:: TASK DIRECTIONS ::
Leaving out the pictures, transcribe all of the records faithfully.

:: TASK INPUTS ::
· · · · ·

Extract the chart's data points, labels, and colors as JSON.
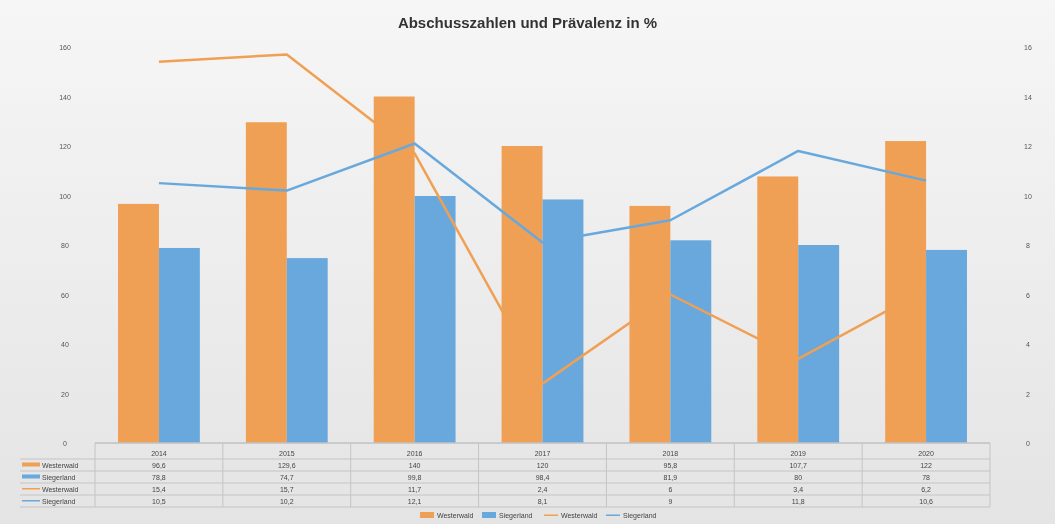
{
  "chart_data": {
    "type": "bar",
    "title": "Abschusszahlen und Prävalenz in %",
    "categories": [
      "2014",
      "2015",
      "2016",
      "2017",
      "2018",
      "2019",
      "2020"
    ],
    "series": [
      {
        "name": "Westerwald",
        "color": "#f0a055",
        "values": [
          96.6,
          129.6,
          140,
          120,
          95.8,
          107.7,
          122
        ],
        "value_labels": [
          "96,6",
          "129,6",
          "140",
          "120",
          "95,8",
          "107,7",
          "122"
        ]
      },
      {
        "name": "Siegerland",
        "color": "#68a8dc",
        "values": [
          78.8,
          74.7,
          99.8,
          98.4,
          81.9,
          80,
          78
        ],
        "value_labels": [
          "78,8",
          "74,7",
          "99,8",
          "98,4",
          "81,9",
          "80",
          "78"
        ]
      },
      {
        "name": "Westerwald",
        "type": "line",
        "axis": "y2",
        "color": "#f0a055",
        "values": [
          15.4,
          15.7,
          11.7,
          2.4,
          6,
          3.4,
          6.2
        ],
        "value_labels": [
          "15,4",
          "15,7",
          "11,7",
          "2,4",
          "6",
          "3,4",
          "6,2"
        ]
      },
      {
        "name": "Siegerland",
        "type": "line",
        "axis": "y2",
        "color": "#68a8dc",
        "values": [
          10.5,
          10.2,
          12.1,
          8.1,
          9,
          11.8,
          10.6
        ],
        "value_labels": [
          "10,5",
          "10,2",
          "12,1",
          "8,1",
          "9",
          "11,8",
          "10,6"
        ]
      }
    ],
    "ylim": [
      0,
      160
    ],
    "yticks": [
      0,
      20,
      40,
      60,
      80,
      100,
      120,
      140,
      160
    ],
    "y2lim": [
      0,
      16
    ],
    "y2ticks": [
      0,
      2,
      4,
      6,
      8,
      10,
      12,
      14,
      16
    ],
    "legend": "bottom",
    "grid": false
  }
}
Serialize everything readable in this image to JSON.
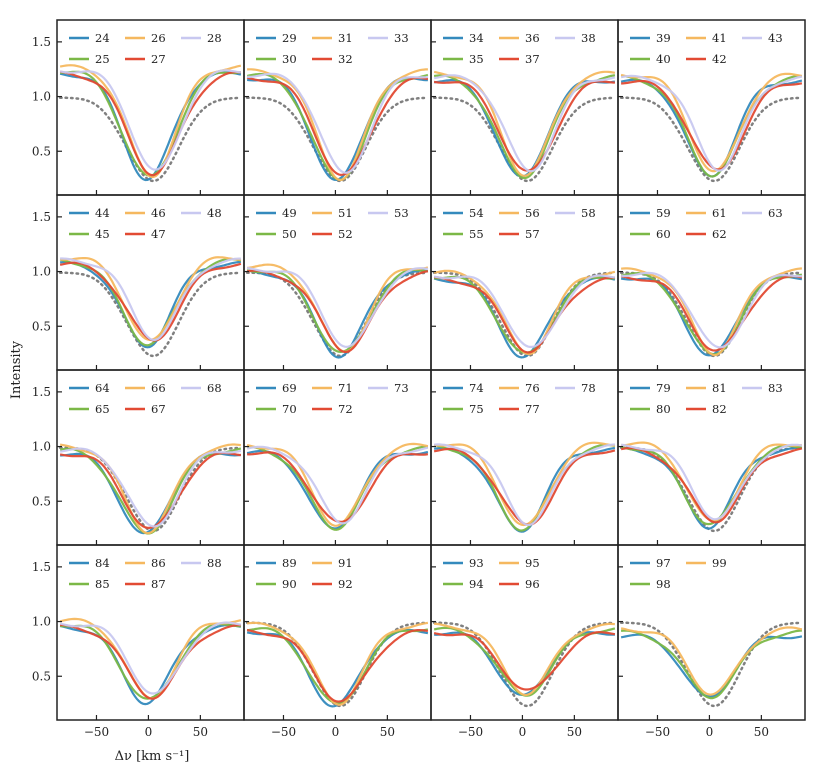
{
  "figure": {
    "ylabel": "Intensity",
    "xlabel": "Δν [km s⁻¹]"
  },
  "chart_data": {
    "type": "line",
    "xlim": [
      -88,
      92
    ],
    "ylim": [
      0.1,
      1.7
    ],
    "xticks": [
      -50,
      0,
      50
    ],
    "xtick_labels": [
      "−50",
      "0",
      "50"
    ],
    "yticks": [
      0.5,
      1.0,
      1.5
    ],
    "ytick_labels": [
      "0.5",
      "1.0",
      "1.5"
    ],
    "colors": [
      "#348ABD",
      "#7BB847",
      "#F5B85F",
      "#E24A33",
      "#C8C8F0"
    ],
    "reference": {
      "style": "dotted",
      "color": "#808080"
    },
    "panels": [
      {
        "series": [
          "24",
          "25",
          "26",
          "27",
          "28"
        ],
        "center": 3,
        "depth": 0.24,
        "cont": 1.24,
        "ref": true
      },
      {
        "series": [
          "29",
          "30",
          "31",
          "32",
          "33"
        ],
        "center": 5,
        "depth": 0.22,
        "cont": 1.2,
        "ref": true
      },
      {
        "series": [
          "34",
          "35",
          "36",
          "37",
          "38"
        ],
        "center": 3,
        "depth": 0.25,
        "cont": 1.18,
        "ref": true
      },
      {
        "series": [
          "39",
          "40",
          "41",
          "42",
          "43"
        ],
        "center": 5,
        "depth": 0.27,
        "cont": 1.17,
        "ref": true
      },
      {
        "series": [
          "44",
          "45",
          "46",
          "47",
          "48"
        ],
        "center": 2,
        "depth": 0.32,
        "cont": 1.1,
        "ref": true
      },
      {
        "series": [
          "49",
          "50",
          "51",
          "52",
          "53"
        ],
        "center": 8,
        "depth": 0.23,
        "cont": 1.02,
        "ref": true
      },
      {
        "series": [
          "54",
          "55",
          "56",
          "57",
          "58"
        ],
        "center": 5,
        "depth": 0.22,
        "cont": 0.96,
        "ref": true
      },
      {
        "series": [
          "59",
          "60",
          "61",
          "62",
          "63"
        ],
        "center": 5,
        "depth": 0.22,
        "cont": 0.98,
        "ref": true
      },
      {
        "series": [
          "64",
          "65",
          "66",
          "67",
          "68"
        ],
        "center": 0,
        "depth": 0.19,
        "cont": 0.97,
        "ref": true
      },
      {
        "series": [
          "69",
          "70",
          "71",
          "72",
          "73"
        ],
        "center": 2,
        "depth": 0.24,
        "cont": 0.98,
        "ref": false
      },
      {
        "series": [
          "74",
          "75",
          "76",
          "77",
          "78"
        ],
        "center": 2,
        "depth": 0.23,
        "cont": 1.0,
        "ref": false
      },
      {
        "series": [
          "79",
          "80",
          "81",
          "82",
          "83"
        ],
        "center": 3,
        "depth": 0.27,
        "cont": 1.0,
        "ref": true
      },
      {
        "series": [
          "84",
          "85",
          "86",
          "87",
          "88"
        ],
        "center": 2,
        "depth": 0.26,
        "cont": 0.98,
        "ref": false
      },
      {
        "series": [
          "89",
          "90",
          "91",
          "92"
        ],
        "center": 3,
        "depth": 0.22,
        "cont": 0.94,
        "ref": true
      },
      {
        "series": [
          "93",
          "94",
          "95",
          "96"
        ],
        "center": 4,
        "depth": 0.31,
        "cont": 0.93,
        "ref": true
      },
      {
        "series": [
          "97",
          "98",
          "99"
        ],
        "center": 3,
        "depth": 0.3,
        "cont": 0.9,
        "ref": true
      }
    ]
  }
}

· · · · ·

:: THE COMPLETED TASK ::
Extract the chart's data points, labels, and colors as JSON.
{
  "chart_data": {
    "type": "bar",
    "title": "Abschusszahlen und Prävalenz in %",
    "categories": [
      "2014",
      "2015",
      "2016",
      "2017",
      "2018",
      "2019",
      "2020"
    ],
    "series": [
      {
        "name": "Westerwald",
        "color": "#f0a055",
        "values": [
          96.6,
          129.6,
          140,
          120,
          95.8,
          107.7,
          122
        ],
        "value_labels": [
          "96,6",
          "129,6",
          "140",
          "120",
          "95,8",
          "107,7",
          "122"
        ]
      },
      {
        "name": "Siegerland",
        "color": "#68a8dc",
        "values": [
          78.8,
          74.7,
          99.8,
          98.4,
          81.9,
          80,
          78
        ],
        "value_labels": [
          "78,8",
          "74,7",
          "99,8",
          "98,4",
          "81,9",
          "80",
          "78"
        ]
      },
      {
        "name": "Westerwald",
        "type": "line",
        "axis": "y2",
        "color": "#f0a055",
        "values": [
          15.4,
          15.7,
          11.7,
          2.4,
          6,
          3.4,
          6.2
        ],
        "value_labels": [
          "15,4",
          "15,7",
          "11,7",
          "2,4",
          "6",
          "3,4",
          "6,2"
        ]
      },
      {
        "name": "Siegerland",
        "type": "line",
        "axis": "y2",
        "color": "#68a8dc",
        "values": [
          10.5,
          10.2,
          12.1,
          8.1,
          9,
          11.8,
          10.6
        ],
        "value_labels": [
          "10,5",
          "10,2",
          "12,1",
          "8,1",
          "9",
          "11,8",
          "10,6"
        ]
      }
    ],
    "ylim": [
      0,
      160
    ],
    "yticks": [
      0,
      20,
      40,
      60,
      80,
      100,
      120,
      140,
      160
    ],
    "y2lim": [
      0,
      16
    ],
    "y2ticks": [
      0,
      2,
      4,
      6,
      8,
      10,
      12,
      14,
      16
    ],
    "legend": "bottom",
    "grid": false
  }
}
Serialize everything readable in this image to JSON.
{
  "figure": {
    "ylabel": "Intensity",
    "xlabel": "Δν [km s⁻¹]"
  },
  "chart_data": {
    "type": "line",
    "xlim": [
      -88,
      92
    ],
    "ylim": [
      0.1,
      1.7
    ],
    "xticks": [
      -50,
      0,
      50
    ],
    "xtick_labels": [
      "−50",
      "0",
      "50"
    ],
    "yticks": [
      0.5,
      1.0,
      1.5
    ],
    "ytick_labels": [
      "0.5",
      "1.0",
      "1.5"
    ],
    "colors": [
      "#348ABD",
      "#7BB847",
      "#F5B85F",
      "#E24A33",
      "#C8C8F0"
    ],
    "reference": {
      "style": "dotted",
      "color": "#808080"
    },
    "panels": [
      {
        "series": [
          "24",
          "25",
          "26",
          "27",
          "28"
        ],
        "center": 3,
        "depth": 0.24,
        "cont": 1.24,
        "ref": true
      },
      {
        "series": [
          "29",
          "30",
          "31",
          "32",
          "33"
        ],
        "center": 5,
        "depth": 0.22,
        "cont": 1.2,
        "ref": true
      },
      {
        "series": [
          "34",
          "35",
          "36",
          "37",
          "38"
        ],
        "center": 3,
        "depth": 0.25,
        "cont": 1.18,
        "ref": true
      },
      {
        "series": [
          "39",
          "40",
          "41",
          "42",
          "43"
        ],
        "center": 5,
        "depth": 0.27,
        "cont": 1.17,
        "ref": true
      },
      {
        "series": [
          "44",
          "45",
          "46",
          "47",
          "48"
        ],
        "center": 2,
        "depth": 0.32,
        "cont": 1.1,
        "ref": true
      },
      {
        "series": [
          "49",
          "50",
          "51",
          "52",
          "53"
        ],
        "center": 8,
        "depth": 0.23,
        "cont": 1.02,
        "ref": true
      },
      {
        "series": [
          "54",
          "55",
          "56",
          "57",
          "58"
        ],
        "center": 5,
        "depth": 0.22,
        "cont": 0.96,
        "ref": true
      },
      {
        "series": [
          "59",
          "60",
          "61",
          "62",
          "63"
        ],
        "center": 5,
        "depth": 0.22,
        "cont": 0.98,
        "ref": true
      },
      {
        "series": [
          "64",
          "65",
          "66",
          "67",
          "68"
        ],
        "center": 0,
        "depth": 0.19,
        "cont": 0.97,
        "ref": true
      },
      {
        "series": [
          "69",
          "70",
          "71",
          "72",
          "73"
        ],
        "center": 2,
        "depth": 0.24,
        "cont": 0.98,
        "ref": false
      },
      {
        "series": [
          "74",
          "75",
          "76",
          "77",
          "78"
        ],
        "center": 2,
        "depth": 0.23,
        "cont": 1.0,
        "ref": false
      },
      {
        "series": [
          "79",
          "80",
          "81",
          "82",
          "83"
        ],
        "center": 3,
        "depth": 0.27,
        "cont": 1.0,
        "ref": true
      },
      {
        "series": [
          "84",
          "85",
          "86",
          "87",
          "88"
        ],
        "center": 2,
        "depth": 0.26,
        "cont": 0.98,
        "ref": false
      },
      {
        "series": [
          "89",
          "90",
          "91",
          "92"
        ],
        "center": 3,
        "depth": 0.22,
        "cont": 0.94,
        "ref": true
      },
      {
        "series": [
          "93",
          "94",
          "95",
          "96"
        ],
        "center": 4,
        "depth": 0.31,
        "cont": 0.93,
        "ref": true
      },
      {
        "series": [
          "97",
          "98",
          "99"
        ],
        "center": 3,
        "depth": 0.3,
        "cont": 0.9,
        "ref": true
      }
    ]
  }
}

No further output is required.